▶ _Records supplied_:

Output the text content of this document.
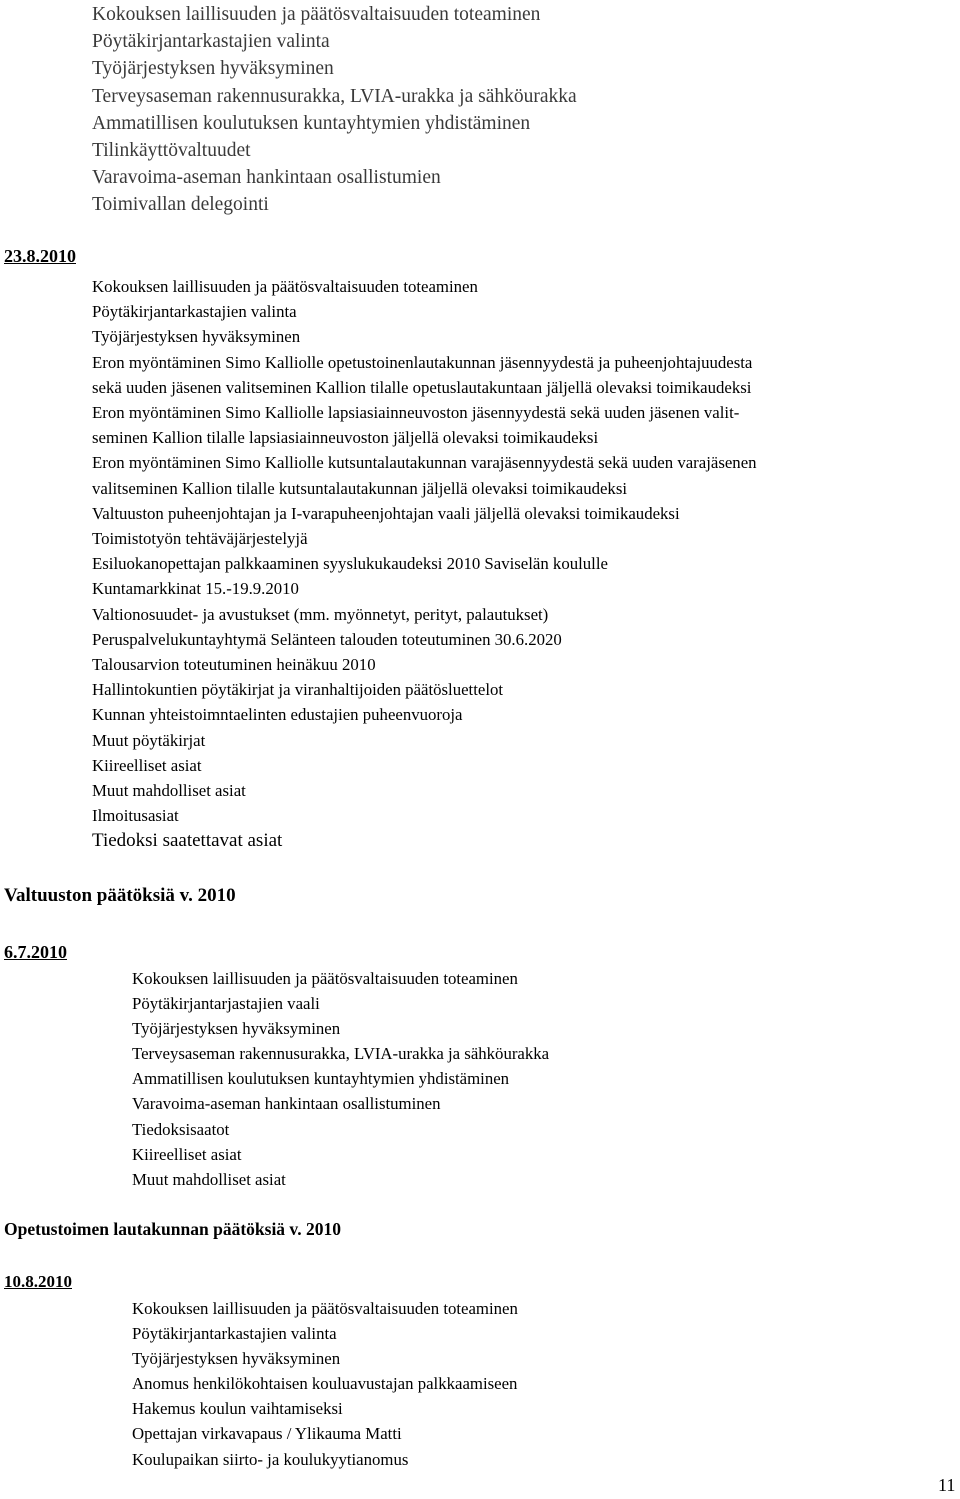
Kokouksen laillisuuden ja päätösvaltaisuuden toteaminen
Pöytäkirjantarkastajien valinta
Työjärjestyksen hyväksyminen
Terveysaseman rakennusurakka, LVIA-urakka ja sähköurakka
Ammatillisen koulutuksen kuntayhtymien yhdistäminen
Tilinkäyttövaltuudet
Varavoima-aseman hankintaan osallistumien
Toimivallan delegointi
23.8.2010
Kokouksen laillisuuden ja päätösvaltaisuuden toteaminen
Pöytäkirjantarkastajien valinta
Työjärjestyksen hyväksyminen
Eron myöntäminen Simo Kalliolle opetustoinenlautakunnan jäsennyydestä ja puheenjohtajuudesta
sekä uuden jäsenen valitseminen Kallion tilalle opetuslautakuntaan jäljellä olevaksi toimikaudeksi
Eron myöntäminen Simo Kalliolle lapsiasiainneuvoston jäsennyydestä sekä uuden jäsenen valit-
seminen Kallion tilalle lapsiasiainneuvoston jäljellä olevaksi toimikaudeksi
Eron myöntäminen Simo Kalliolle kutsuntalautakunnan varajäsennyydestä sekä uuden varajäsenen
valitseminen Kallion tilalle kutsuntalautakunnan jäljellä olevaksi toimikaudeksi
Valtuuston puheenjohtajan ja I-varapuheenjohtajan vaali jäljellä olevaksi toimikaudeksi
Toimistotyön tehtäväjärjestelyjä
Esiluokanopettajan palkkaaminen syyslukukaudeksi 2010 Saviselän koululle
Kuntamarkkinat 15.-19.9.2010
Valtionosuudet- ja avustukset (mm. myönnetyt, perityt, palautukset)
Peruspalvelukuntayhtymä Selänteen talouden toteutuminen 30.6.2020
Talousarvion toteutuminen heinäkuu 2010
Hallintokuntien pöytäkirjat ja viranhaltijoiden päätösluettelot
Kunnan yhteistoimntaelinten edustajien puheenvuoroja
Muut pöytäkirjat
Kiireelliset asiat
Muut mahdolliset asiat
Ilmoitusasiat
Tiedoksi saatettavat asiat
Valtuuston päätöksiä v. 2010
6.7.2010
Kokouksen laillisuuden ja päätösvaltaisuuden toteaminen
Pöytäkirjantarjastajien vaali
Työjärjestyksen hyväksyminen
Terveysaseman rakennusurakka, LVIA-urakka ja sähköurakka
Ammatillisen koulutuksen kuntayhtymien yhdistäminen
Varavoima-aseman hankintaan osallistuminen
Tiedoksisaatot
Kiireelliset asiat
Muut mahdolliset asiat
Opetustoimen lautakunnan päätöksiä v. 2010
10.8.2010
Kokouksen laillisuuden ja päätösvaltaisuuden toteaminen
Pöytäkirjantarkastajien valinta
Työjärjestyksen hyväksyminen
Anomus henkilökohtaisen kouluavustajan palkkaamiseen
Hakemus koulun vaihtamiseksi
Opettajan virkavapaus / Ylikauma Matti
Koulupaikan siirto- ja koulukyytianomus
11
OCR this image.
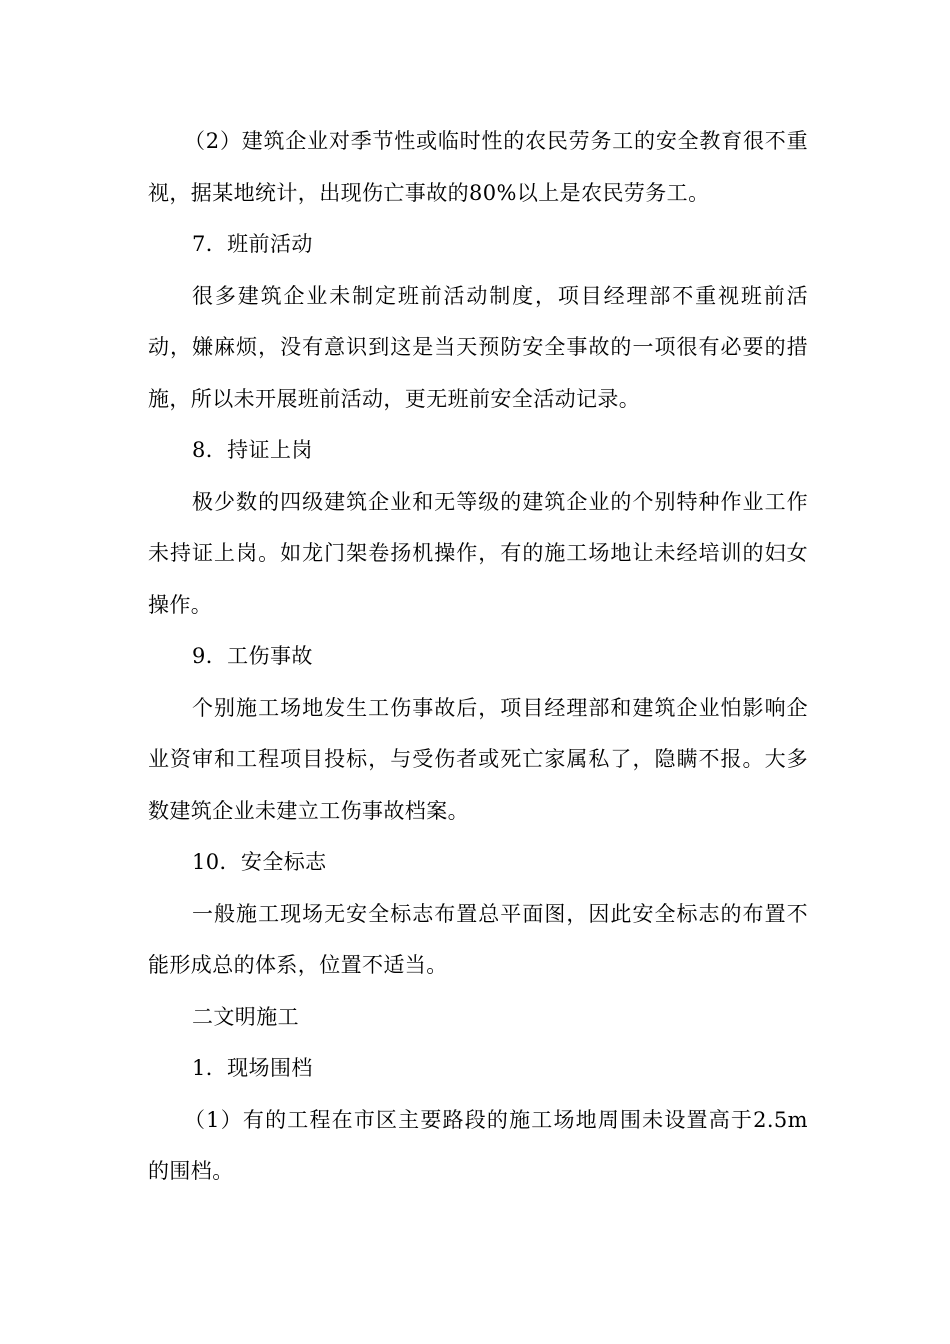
（2）建筑企业对季节性或临时性的农民劳务工的安全教育很不重视，据某地统计，出现伤亡事故的80%以上是农民劳务工。

7．班前活动

很多建筑企业未制定班前活动制度，项目经理部不重视班前活动，嫌麻烦，没有意识到这是当天预防安全事故的一项很有必要的措施，所以未开展班前活动，更无班前安全活动记录。

8．持证上岗

极少数的四级建筑企业和无等级的建筑企业的个别特种作业工作未持证上岗。如龙门架卷扬机操作，有的施工场地让未经培训的妇女操作。

9．工伤事故

个别施工场地发生工伤事故后，项目经理部和建筑企业怕影响企业资审和工程项目投标，与受伤者或死亡家属私了，隐瞒不报。大多数建筑企业未建立工伤事故档案。

10．安全标志

一般施工现场无安全标志布置总平面图，因此安全标志的布置不能形成总的体系，位置不适当。

二文明施工

1．现场围档

（1）有的工程在市区主要路段的施工场地周围未设置高于2.5m的围档。
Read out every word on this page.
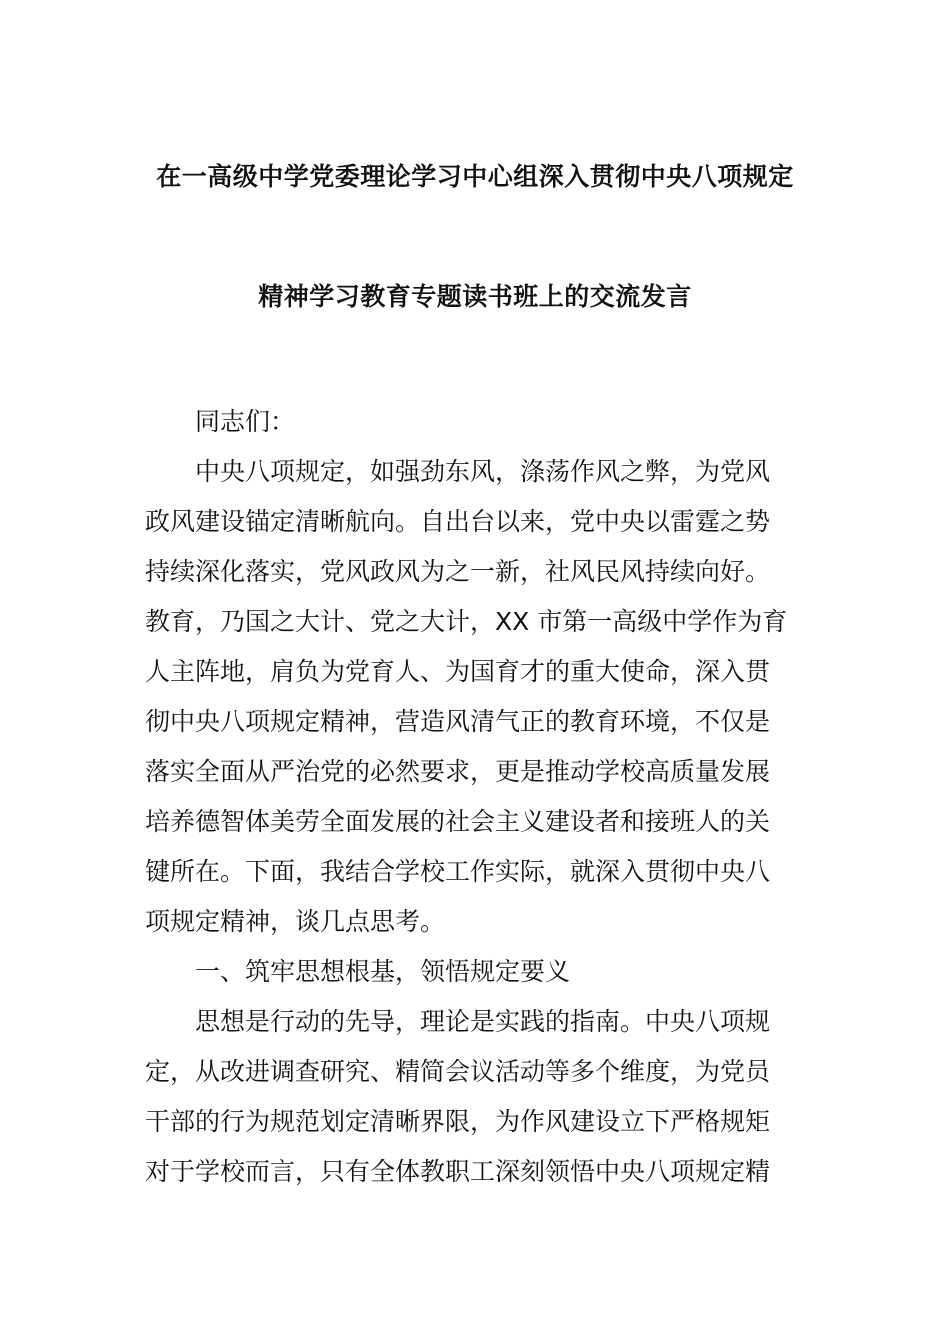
在一高级中学党委理论学习中心组深入贯彻中央八项规定
精神学习教育专题读书班上的交流发言
同志们：
中央八项规定，如强劲东风，涤荡作风之弊，为党风
政风建设锚定清晰航向。自出台以来，党中央以雷霆之势
持续深化落实，党风政风为之一新，社风民风持续向好。
教育，乃国之大计、党之大计，XX 市第一高级中学作为育
人主阵地，肩负为党育人、为国育才的重大使命，深入贯
彻中央八项规定精神，营造风清气正的教育环境，不仅是
落实全面从严治党的必然要求，更是推动学校高质量发展
培养德智体美劳全面发展的社会主义建设者和接班人的关
键所在。下面，我结合学校工作实际，就深入贯彻中央八
项规定精神，谈几点思考。
一、筑牢思想根基，领悟规定要义
思想是行动的先导，理论是实践的指南。中央八项规
定，从改进调查研究、精简会议活动等多个维度，为党员
干部的行为规范划定清晰界限，为作风建设立下严格规矩
对于学校而言，只有全体教职工深刻领悟中央八项规定精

▶ _Task objective_:
For each line in the data above that contains the string "päätöksiä", extract the line.

▶ _Completed task_:
Valtuuston päätöksiä v. 2010
Opetustoimen lautakunnan päätöksiä v. 2010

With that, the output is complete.